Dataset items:
********

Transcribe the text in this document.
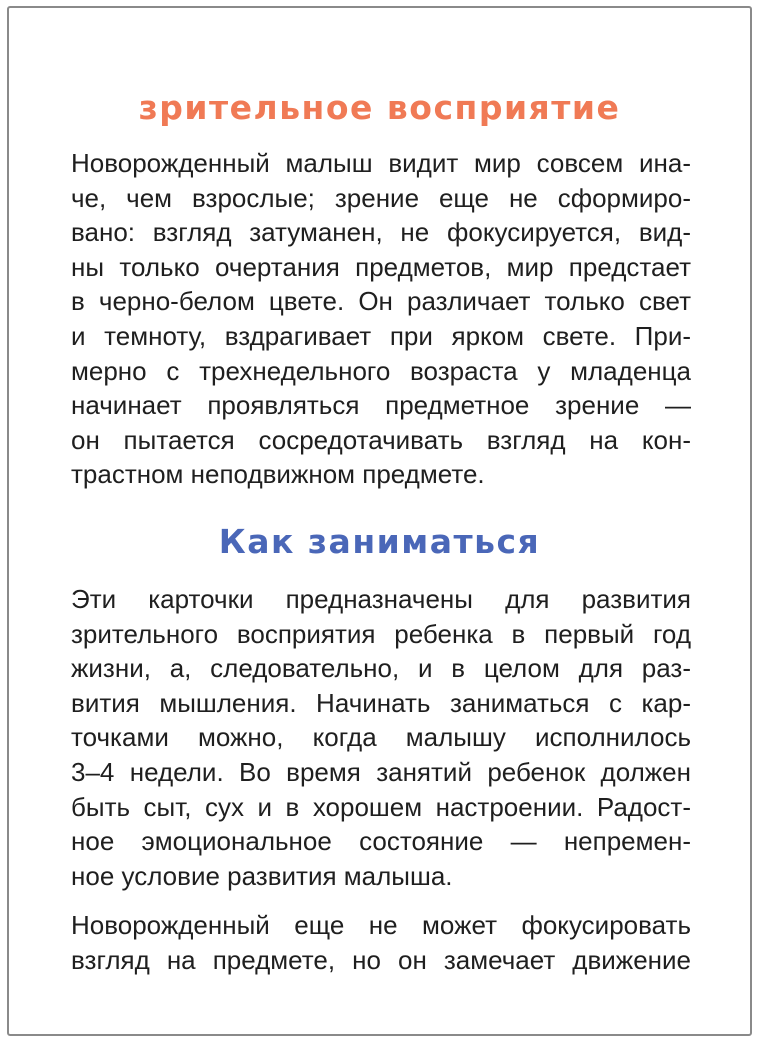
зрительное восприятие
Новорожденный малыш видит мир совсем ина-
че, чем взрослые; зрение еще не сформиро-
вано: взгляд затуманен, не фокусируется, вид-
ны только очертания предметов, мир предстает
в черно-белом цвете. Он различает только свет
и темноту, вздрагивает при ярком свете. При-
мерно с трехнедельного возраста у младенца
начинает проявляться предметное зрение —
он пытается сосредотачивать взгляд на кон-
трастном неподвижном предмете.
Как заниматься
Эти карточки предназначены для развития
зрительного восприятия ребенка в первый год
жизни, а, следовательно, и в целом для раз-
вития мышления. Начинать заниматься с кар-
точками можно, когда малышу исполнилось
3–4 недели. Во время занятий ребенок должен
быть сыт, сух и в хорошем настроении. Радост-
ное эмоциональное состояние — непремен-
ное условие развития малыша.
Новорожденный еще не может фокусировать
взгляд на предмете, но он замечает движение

********

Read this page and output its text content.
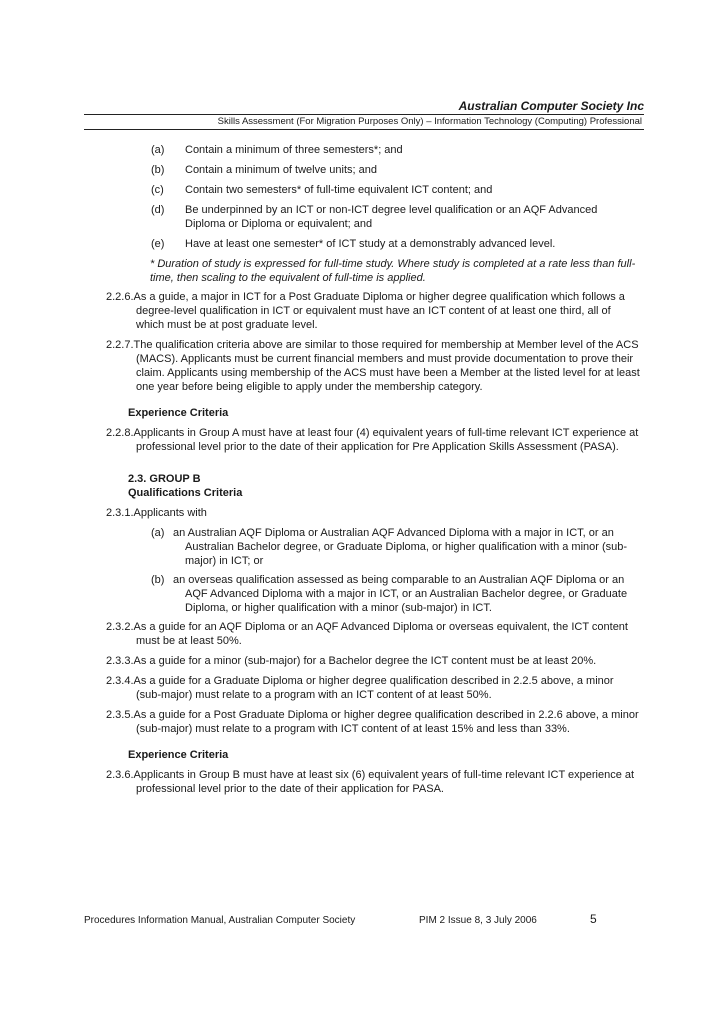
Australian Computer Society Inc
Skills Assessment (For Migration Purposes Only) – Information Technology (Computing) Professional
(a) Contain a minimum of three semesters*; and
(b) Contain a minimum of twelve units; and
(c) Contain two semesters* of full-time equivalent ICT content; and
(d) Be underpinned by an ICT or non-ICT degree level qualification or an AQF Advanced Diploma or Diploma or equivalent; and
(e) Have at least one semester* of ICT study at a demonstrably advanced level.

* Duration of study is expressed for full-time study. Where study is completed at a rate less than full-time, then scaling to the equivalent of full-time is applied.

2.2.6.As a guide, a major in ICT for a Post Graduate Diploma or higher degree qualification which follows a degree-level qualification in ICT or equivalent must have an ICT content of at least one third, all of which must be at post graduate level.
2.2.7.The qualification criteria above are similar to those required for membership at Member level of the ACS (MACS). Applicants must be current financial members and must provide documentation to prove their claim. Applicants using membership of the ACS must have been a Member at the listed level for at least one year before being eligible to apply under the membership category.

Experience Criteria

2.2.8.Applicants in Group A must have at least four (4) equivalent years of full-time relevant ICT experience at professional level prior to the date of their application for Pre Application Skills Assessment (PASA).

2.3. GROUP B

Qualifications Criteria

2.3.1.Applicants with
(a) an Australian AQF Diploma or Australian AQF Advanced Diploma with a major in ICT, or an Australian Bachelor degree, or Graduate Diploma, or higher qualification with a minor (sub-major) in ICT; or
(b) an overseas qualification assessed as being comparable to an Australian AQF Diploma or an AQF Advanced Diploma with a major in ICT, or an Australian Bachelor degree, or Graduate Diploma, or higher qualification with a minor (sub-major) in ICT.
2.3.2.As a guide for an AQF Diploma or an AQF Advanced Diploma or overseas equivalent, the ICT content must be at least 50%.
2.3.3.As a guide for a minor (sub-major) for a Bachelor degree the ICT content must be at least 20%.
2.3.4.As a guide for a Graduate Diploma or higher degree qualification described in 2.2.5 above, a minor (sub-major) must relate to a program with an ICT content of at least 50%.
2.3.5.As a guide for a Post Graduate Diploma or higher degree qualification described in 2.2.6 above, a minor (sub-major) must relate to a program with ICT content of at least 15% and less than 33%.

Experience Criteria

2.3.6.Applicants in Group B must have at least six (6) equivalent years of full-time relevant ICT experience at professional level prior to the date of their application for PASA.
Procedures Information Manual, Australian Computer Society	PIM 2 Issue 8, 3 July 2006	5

********

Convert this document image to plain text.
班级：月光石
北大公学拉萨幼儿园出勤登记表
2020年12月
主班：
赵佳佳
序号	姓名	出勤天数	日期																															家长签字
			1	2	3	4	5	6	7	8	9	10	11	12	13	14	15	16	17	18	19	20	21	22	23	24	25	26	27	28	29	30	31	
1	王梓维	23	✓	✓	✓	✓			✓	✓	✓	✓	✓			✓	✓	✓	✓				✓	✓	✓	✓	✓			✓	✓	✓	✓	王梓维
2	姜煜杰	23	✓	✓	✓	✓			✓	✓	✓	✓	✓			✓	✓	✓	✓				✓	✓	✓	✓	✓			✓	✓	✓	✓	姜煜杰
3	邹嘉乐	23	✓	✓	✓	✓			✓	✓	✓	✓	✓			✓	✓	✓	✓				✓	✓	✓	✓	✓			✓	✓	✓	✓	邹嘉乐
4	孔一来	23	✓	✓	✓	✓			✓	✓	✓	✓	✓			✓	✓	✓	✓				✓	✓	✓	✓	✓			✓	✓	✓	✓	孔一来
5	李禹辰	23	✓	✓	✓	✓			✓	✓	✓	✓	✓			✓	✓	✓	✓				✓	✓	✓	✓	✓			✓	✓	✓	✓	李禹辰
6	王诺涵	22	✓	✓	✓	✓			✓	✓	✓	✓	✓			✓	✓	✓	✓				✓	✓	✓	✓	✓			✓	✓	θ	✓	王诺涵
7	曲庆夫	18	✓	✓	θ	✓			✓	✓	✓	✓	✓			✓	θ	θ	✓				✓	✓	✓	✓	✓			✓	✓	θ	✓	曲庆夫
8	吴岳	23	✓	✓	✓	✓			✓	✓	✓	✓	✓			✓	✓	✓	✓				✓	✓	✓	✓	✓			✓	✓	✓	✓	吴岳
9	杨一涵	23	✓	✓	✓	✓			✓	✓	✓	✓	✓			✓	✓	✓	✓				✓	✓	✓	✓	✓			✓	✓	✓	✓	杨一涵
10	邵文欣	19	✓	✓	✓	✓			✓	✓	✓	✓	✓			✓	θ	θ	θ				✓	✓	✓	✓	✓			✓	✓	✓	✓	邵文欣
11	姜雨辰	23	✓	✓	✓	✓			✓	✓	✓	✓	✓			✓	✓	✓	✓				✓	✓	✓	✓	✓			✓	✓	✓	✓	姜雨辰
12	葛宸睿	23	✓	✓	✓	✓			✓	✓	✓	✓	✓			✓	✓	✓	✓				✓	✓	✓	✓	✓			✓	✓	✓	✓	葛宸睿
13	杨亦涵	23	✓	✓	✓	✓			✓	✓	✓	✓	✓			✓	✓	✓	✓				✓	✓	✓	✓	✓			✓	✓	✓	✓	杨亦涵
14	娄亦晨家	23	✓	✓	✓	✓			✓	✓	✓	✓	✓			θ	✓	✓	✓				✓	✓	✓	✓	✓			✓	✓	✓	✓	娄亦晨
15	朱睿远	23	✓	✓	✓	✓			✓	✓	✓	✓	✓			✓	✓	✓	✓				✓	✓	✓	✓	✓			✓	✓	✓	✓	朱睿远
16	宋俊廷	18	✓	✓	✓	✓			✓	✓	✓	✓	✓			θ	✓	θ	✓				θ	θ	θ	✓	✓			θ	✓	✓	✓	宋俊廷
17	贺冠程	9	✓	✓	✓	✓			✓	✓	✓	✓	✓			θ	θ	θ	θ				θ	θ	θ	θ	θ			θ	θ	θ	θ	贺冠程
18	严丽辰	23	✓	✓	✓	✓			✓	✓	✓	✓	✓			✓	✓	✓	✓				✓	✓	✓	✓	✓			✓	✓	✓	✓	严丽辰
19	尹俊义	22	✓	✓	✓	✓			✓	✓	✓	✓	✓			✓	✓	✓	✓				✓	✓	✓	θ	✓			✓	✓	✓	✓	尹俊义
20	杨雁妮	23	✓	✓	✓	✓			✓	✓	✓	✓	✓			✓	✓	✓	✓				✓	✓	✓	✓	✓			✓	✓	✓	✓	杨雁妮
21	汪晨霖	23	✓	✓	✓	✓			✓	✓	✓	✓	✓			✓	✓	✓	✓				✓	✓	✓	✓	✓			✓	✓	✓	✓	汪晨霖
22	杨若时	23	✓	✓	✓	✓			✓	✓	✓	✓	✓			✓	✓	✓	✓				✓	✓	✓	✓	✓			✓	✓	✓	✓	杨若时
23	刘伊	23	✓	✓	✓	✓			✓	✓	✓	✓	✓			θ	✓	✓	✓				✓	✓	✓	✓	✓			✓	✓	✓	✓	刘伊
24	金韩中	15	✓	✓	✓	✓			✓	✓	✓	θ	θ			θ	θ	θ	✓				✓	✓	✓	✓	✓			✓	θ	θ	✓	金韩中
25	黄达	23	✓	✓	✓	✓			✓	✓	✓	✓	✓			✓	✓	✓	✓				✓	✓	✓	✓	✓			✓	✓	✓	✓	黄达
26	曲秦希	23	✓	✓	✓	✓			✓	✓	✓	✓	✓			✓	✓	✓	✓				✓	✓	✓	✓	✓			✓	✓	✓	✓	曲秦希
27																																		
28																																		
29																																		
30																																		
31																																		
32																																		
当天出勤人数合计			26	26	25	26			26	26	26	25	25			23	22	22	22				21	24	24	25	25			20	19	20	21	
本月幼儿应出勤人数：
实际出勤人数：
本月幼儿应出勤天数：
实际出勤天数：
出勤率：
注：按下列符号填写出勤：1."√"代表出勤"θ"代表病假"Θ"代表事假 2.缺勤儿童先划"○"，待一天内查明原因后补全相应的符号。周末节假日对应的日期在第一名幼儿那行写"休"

********

### WHAT IS BEING ASKED
Look for the word "relevant" and return every line where it occurs.

### ANSWER FOR THE TASK
2.2.8.Applicants in Group A must have at least four (4) equivalent years of full-time relevant ICT experience at professional level prior to the date of their application for Pre Application Skills Assessment (PASA).
2.3.6.Applicants in Group B must have at least six (6) equivalent years of full-time relevant ICT experience at professional level prior to the date of their application for PASA.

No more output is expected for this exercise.